* Goal
From the listing below, extract each line containing the string "limbajului".

**** Records supplied ****

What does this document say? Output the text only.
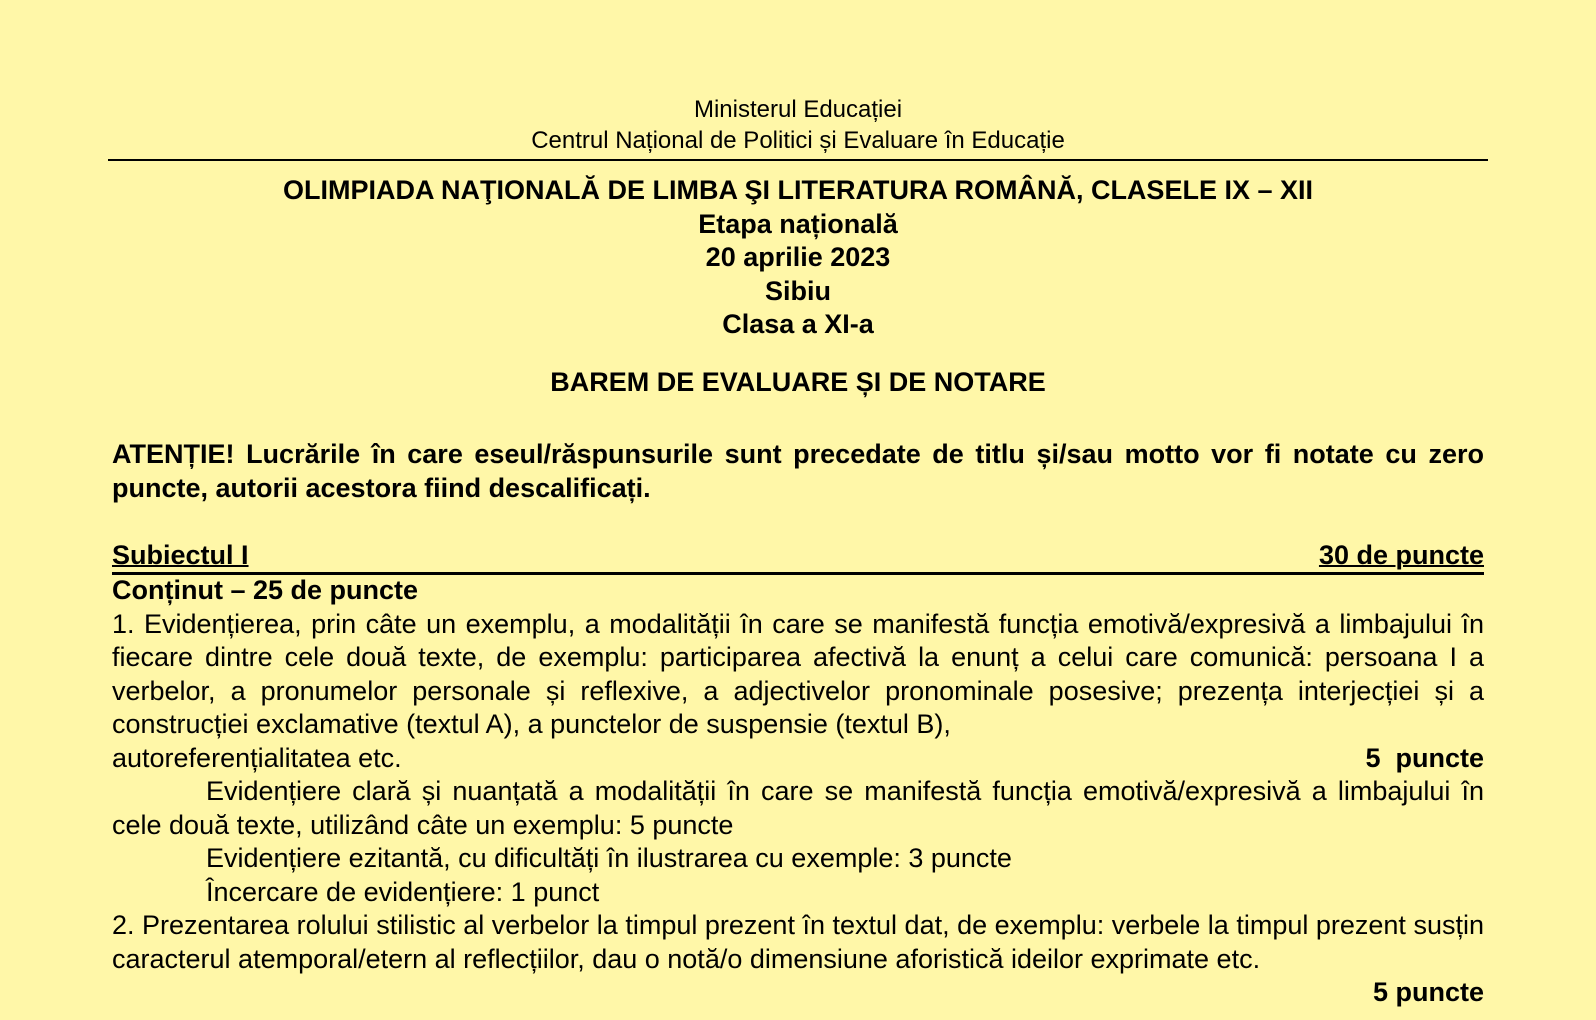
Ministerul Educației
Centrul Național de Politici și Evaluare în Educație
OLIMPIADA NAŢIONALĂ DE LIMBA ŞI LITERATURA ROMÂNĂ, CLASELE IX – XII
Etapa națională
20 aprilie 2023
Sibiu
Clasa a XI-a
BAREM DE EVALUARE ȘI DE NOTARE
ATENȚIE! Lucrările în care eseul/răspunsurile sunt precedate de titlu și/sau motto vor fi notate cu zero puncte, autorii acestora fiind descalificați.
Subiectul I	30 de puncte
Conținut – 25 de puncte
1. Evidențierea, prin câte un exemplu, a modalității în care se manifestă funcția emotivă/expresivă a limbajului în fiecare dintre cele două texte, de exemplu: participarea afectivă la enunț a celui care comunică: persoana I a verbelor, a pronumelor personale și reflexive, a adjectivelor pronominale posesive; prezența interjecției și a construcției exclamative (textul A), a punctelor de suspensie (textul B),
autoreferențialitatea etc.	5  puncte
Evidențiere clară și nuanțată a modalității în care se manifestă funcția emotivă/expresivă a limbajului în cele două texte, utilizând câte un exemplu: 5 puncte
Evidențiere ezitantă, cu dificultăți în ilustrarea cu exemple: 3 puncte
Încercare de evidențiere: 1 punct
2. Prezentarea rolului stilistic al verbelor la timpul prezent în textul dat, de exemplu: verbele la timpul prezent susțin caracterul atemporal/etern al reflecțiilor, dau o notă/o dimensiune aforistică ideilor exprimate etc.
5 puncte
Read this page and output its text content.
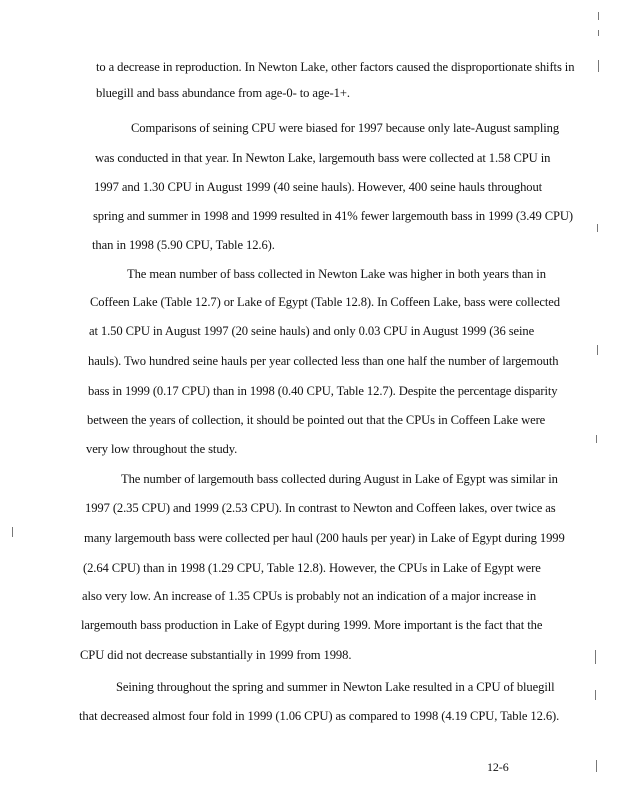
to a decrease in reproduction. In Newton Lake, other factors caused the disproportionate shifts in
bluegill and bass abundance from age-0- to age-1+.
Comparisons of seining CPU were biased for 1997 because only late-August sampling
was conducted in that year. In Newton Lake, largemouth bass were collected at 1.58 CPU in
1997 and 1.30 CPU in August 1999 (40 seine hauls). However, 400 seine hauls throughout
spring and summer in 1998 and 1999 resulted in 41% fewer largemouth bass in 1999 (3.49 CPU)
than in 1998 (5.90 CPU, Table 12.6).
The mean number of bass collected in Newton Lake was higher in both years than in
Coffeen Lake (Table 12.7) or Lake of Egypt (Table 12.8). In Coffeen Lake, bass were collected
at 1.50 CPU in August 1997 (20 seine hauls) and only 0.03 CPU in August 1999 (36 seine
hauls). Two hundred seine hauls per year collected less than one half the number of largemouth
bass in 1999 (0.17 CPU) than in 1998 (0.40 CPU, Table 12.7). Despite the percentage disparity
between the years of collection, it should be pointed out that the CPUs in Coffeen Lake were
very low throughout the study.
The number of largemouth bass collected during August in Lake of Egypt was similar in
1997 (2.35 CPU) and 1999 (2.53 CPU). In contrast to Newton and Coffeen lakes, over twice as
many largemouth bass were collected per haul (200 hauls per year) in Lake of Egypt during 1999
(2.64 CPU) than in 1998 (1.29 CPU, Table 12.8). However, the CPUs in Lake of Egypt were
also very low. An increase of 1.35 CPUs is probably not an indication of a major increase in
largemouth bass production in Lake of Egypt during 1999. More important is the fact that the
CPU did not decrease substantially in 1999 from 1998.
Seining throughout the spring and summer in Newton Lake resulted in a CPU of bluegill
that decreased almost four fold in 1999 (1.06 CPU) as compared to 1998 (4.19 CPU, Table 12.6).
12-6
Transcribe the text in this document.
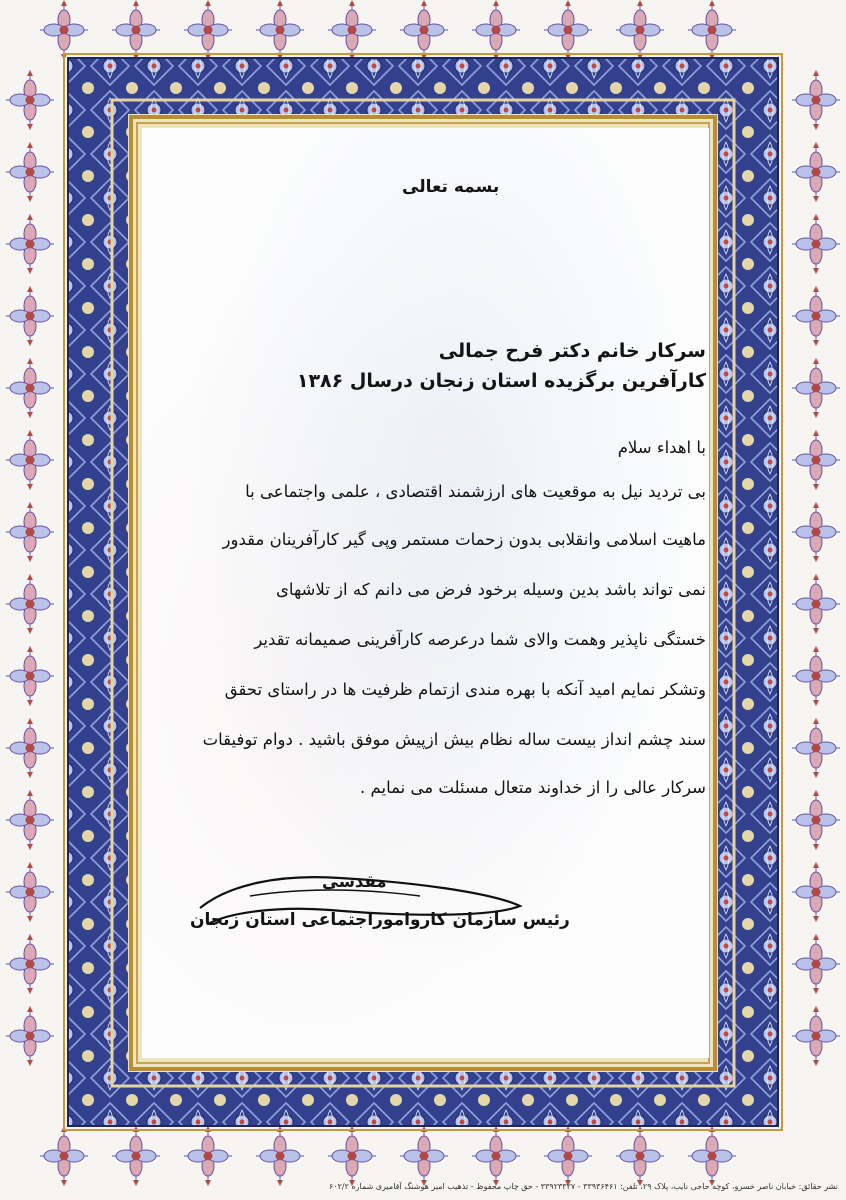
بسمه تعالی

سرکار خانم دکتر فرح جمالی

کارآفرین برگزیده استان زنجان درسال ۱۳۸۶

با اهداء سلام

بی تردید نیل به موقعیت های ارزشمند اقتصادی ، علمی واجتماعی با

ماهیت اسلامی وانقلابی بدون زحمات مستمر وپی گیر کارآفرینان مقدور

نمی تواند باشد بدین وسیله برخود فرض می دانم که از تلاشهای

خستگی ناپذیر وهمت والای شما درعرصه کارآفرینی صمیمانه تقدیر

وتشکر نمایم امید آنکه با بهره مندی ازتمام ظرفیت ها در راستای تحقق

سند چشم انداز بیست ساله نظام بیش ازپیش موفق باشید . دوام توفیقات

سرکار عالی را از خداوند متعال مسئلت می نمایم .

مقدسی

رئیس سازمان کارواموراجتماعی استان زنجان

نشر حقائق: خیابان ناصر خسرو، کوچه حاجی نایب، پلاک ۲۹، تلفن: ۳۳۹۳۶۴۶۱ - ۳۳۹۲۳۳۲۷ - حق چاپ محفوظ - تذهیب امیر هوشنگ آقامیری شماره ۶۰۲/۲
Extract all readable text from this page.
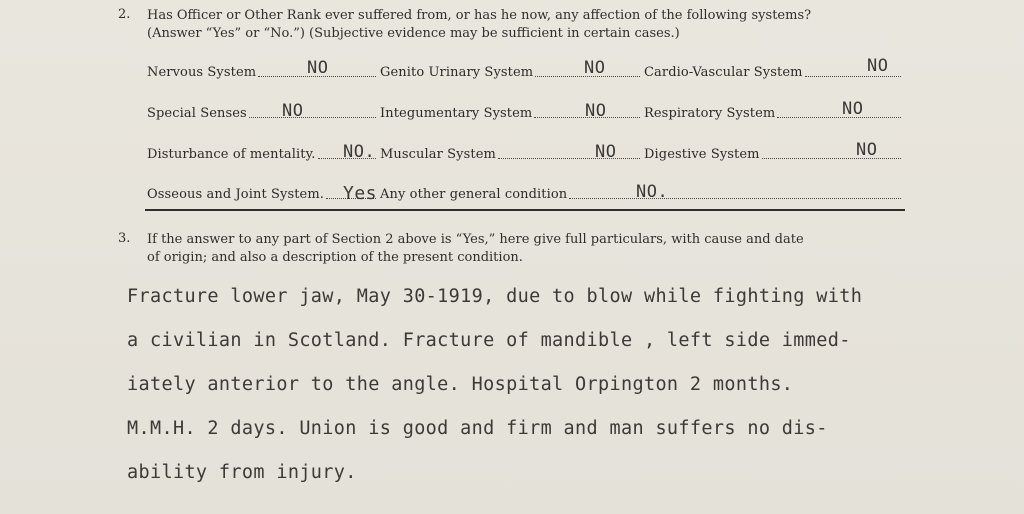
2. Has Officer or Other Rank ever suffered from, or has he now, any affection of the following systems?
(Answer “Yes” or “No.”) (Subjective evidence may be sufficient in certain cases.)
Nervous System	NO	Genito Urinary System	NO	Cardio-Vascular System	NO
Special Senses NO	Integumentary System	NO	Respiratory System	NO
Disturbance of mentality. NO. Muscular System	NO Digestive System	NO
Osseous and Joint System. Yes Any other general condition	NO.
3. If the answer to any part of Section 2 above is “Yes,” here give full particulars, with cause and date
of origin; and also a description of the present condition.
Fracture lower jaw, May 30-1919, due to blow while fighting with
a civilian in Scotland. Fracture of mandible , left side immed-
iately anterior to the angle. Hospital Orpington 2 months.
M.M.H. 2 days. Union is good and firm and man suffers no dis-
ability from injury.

****

* Exercise answer
1. Evidențierea, prin câte un exemplu, a modalității în care se manifestă funcția emotivă/expresivă a limbajului în fiecare dintre cele două texte, de exemplu: participarea afectivă la enunț a celui care comunică: persoana I a verbelor, a pronumelor personale și reflexive, a adjectivelor pronominale posesive; prezența interjecției și a construcției exclamative (textul A), a punctelor de suspensie (textul B),
Evidențiere clară și nuanțată a modalității în care se manifestă funcția emotivă/expresivă a limbajului în cele două texte, utilizând câte un exemplu: 5 puncte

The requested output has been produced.